> _Selected text_:
+-------+
Shelke, I have news for you. You need IPv6, and badly, despite having convinced yourself of the opposite. All of your problems are being caused by IPv4, so you *should* be interested. From the sound of it, you have good cause to be a keen IPv6 advocate, as the bad situation with IPv4 is giving you grief.
what I am interested in this outlook of stick lots of customers behind a single IP address and thinking that it will work.
And guess why that is --- it's because IPv4 addresses are running out, so they need to be re-used dynamically, ie. shared.
That was the whole reason why NAT and address sharing were invented --- IPv4 addresses come from a small pool so shortage is inherent. Even in the early days of the Internet, ISPs couldn't afford to dish out more than one address to residential customers without charging more (hence mostly a business option), yet those residential customers have always owned multiple computers or devices requiring Internet access. The pressure for a solution was immense, hence NAT was embraced with open arms, in the absence of any alternative. IPv6 was being discussed, but it was far from ready back then.
And I do want to be able to host over IPV4 when I need it.
And you expect to get a public IPv4 address from where? Do you realize that the address alone costs over $15 now, and rising rapidly, like everything else that is in short supply? And that's on top of the provisioning ISP's subscription cost. You have an IPv4 address currently, but you don't own that address --- it is allocated to your ISP, and they will withdraw it from your exclusive use when that is the cost-effective thing to do.
+-------+
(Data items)
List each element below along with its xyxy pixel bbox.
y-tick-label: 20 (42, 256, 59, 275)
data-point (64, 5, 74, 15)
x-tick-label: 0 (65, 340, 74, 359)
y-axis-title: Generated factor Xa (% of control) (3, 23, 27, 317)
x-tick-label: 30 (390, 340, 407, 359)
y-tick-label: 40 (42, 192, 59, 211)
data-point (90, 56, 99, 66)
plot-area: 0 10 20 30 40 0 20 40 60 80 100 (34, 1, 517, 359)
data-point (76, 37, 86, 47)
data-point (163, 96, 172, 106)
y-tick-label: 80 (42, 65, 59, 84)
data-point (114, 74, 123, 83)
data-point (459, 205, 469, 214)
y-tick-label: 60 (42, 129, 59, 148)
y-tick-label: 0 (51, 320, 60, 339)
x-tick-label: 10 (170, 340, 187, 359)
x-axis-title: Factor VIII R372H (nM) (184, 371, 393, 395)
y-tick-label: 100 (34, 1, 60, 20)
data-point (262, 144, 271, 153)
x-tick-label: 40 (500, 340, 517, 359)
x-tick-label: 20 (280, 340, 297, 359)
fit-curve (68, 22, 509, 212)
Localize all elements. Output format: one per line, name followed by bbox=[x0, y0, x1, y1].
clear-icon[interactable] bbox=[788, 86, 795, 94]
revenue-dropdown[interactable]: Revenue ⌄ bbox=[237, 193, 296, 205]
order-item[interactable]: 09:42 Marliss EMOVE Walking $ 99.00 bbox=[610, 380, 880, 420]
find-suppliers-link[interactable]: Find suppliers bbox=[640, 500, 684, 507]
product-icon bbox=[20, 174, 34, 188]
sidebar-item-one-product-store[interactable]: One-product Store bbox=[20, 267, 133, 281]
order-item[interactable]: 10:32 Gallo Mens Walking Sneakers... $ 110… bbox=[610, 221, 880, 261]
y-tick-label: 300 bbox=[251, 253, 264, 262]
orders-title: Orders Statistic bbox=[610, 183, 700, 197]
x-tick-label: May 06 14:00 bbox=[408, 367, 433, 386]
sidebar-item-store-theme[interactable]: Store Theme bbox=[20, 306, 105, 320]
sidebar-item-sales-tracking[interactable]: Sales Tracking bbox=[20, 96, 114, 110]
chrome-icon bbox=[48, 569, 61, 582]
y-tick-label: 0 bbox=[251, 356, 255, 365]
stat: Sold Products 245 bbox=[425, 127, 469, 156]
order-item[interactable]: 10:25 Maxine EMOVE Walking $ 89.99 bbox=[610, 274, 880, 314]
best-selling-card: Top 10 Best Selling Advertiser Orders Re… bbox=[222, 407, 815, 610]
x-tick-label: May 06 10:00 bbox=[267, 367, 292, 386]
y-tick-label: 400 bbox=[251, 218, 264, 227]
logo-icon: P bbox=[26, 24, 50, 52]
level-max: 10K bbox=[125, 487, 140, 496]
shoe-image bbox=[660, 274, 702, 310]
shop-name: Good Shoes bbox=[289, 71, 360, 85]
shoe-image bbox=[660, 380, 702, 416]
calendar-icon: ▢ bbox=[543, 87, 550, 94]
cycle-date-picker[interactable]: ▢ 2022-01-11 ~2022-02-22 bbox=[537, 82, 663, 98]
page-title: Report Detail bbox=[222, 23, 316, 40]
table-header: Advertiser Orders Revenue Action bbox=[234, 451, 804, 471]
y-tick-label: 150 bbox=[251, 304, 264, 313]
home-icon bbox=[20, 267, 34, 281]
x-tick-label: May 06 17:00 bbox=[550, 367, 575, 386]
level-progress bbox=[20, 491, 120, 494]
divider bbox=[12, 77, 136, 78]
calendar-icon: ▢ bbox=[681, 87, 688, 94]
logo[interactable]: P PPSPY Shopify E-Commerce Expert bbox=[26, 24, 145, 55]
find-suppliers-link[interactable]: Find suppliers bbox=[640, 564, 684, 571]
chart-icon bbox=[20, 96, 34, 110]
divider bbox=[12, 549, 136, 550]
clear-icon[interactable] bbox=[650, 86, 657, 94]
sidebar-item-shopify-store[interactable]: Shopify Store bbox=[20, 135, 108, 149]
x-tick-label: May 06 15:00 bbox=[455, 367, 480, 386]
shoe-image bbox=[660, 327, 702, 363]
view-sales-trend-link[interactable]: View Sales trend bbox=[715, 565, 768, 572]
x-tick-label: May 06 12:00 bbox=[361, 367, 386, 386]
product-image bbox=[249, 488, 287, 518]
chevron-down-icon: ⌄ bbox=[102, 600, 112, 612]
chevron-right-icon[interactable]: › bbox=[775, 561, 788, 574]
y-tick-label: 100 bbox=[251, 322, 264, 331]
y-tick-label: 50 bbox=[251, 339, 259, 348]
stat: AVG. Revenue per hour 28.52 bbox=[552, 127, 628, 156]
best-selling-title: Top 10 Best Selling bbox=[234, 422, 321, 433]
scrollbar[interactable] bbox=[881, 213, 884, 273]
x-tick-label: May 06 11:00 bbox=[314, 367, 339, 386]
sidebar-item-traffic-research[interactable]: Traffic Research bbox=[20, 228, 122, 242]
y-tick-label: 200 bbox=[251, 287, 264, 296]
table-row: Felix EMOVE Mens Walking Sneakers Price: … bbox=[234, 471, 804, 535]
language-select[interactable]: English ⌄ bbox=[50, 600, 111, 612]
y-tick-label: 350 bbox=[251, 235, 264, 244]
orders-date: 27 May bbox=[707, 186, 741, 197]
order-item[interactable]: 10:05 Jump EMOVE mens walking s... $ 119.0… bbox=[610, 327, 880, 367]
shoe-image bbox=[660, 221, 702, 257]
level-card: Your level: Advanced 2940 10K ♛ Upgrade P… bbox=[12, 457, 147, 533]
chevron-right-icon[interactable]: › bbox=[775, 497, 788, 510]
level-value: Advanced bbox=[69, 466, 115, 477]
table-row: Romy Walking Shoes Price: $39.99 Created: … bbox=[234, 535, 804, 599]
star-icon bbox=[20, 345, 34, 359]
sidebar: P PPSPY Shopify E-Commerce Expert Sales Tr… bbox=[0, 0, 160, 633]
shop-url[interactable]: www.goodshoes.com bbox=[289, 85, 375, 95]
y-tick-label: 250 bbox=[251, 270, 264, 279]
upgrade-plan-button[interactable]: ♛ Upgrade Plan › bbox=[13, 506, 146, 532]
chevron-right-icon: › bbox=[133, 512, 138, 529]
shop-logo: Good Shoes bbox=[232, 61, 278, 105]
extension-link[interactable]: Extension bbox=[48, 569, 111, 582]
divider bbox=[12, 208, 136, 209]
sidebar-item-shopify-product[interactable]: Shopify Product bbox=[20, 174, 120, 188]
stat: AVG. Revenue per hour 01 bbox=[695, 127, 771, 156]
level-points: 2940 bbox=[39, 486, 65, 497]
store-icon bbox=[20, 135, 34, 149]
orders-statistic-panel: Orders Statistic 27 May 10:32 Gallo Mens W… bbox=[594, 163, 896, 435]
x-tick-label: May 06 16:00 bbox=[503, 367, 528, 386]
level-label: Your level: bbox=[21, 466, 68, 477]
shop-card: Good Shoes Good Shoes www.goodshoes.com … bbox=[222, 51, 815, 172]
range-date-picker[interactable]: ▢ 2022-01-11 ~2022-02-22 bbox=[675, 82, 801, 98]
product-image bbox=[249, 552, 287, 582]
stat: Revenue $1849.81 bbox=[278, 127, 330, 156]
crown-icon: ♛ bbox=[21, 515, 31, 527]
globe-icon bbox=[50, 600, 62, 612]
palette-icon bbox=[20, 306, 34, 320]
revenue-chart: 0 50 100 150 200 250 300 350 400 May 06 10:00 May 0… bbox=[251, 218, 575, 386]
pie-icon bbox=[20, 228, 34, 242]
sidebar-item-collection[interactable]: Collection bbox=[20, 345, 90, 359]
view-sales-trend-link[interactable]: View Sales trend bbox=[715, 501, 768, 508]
+-------+
> _Exercise prompt_: Retype the portion of the post on IPv4 and IPv6 starting at "what I am interested" and ending at "ready back then.". The rows have nothing to do with this exercise.

> _Exercise response_:
what I am interested in this outlook of stick lots of customers behind a single IP address and thinking that it will work.
And guess why that is --- it's because IPv4 addresses are running out, so they need to be re-used dynamically, ie. shared.
That was the whole reason why NAT and address sharing were invented --- IPv4 addresses come from a small pool so shortage is inherent. Even in the early days of the Internet, ISPs couldn't afford to dish out more than one address to residential customers without charging more (hence mostly a business option), yet those residential customers have always owned multiple computers or devices requiring Internet access. The pressure for a solution was immense, hence NAT was embraced with open arms, in the absence of any alternative. IPv6 was being discussed, but it was far from ready back then.